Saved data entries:
## Start

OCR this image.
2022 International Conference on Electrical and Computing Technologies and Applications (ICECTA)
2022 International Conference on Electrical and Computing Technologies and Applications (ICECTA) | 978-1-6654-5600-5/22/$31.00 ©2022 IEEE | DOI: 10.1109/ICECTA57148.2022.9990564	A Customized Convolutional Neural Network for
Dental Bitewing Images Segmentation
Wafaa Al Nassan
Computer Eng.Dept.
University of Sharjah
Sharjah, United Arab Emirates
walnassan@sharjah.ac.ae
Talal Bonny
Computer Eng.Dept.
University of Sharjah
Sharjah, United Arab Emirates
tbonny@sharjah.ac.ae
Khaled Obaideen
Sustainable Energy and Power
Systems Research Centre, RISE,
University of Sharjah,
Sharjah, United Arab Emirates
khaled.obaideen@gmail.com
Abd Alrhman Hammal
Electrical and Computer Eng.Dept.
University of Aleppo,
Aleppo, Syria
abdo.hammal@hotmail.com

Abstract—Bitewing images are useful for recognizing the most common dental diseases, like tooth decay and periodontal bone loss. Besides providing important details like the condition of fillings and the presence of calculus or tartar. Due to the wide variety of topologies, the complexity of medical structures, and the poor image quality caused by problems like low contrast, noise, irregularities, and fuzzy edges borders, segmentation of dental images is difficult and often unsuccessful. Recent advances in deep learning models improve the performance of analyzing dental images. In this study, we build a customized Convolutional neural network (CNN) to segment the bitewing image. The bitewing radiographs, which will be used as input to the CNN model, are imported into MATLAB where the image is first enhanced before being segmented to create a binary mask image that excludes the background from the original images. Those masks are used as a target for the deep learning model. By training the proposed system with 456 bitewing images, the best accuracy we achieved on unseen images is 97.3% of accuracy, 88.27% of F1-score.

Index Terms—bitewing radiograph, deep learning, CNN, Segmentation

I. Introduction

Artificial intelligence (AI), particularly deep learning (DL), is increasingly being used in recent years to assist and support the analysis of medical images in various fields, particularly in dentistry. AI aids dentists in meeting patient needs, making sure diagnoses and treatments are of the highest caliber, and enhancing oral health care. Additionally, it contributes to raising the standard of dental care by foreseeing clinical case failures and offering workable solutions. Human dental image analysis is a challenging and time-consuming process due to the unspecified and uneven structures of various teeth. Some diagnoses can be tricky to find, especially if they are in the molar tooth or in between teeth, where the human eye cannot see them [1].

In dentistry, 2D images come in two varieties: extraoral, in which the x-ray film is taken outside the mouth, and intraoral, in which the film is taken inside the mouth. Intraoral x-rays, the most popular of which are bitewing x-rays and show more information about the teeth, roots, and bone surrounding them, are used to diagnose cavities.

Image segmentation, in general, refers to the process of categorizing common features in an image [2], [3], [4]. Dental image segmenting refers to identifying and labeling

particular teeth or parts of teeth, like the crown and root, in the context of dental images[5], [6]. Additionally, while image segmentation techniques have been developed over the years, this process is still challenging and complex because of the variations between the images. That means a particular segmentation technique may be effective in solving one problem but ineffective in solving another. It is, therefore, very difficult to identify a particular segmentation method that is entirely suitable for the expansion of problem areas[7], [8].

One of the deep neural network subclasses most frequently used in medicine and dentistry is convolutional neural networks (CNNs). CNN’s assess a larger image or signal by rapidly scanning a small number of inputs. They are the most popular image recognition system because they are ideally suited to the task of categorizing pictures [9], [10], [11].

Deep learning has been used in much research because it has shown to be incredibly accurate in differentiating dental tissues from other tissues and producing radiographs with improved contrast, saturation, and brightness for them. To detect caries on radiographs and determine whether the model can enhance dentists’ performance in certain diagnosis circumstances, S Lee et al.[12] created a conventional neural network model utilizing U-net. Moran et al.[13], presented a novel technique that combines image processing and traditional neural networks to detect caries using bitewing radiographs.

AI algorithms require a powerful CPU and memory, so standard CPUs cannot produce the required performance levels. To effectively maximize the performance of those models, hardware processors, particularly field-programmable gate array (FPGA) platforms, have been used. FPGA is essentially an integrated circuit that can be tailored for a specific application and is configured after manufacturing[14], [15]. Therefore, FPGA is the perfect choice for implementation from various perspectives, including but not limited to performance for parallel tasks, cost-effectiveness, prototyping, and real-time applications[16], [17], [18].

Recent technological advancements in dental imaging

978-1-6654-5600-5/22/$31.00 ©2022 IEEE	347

## End
## Start

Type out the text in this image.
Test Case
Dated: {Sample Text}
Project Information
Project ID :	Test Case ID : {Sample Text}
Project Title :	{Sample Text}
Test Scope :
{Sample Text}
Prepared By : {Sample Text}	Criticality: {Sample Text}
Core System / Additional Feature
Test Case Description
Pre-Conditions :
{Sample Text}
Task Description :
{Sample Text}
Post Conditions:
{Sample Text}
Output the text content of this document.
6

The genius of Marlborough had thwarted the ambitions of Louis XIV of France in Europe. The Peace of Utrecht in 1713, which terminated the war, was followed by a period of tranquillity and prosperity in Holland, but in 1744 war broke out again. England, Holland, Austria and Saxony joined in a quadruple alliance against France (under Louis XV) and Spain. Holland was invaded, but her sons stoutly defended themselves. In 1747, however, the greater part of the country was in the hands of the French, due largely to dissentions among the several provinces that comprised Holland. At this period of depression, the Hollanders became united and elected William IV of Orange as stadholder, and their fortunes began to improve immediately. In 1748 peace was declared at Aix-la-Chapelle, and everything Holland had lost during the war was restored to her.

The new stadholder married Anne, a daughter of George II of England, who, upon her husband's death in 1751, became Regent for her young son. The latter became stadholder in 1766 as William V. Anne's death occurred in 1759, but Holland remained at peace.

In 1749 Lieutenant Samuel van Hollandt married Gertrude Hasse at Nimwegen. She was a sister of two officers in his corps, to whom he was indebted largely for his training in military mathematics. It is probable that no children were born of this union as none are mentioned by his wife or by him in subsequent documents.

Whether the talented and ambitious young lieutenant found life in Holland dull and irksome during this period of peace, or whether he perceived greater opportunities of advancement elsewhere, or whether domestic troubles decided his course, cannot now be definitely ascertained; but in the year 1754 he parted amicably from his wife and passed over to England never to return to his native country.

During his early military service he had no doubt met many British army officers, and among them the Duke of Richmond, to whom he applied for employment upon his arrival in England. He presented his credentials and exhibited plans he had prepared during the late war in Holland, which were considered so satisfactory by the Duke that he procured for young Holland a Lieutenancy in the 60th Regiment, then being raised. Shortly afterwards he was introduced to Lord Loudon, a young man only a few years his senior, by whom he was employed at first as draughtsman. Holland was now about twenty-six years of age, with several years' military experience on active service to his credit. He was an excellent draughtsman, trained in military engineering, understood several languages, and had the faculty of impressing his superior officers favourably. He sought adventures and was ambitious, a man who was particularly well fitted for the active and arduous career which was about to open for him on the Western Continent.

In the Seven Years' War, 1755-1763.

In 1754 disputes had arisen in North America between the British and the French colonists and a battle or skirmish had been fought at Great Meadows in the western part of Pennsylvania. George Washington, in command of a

## End

## Problem statement
Which lines hold the word "IEEE"? Copy all of them.

## Reply to the task
2022 International Conference on Electrical and Computing Technologies and Applications (ICECTA) | 978-1-6654-5600-5/22/$31.00 ©2022 IEEE | DOI: 10.1109/ICECTA57148.2022.9990564	A Customized Convolutional Neural Network for
978-1-6654-5600-5/22/$31.00 ©2022 IEEE	347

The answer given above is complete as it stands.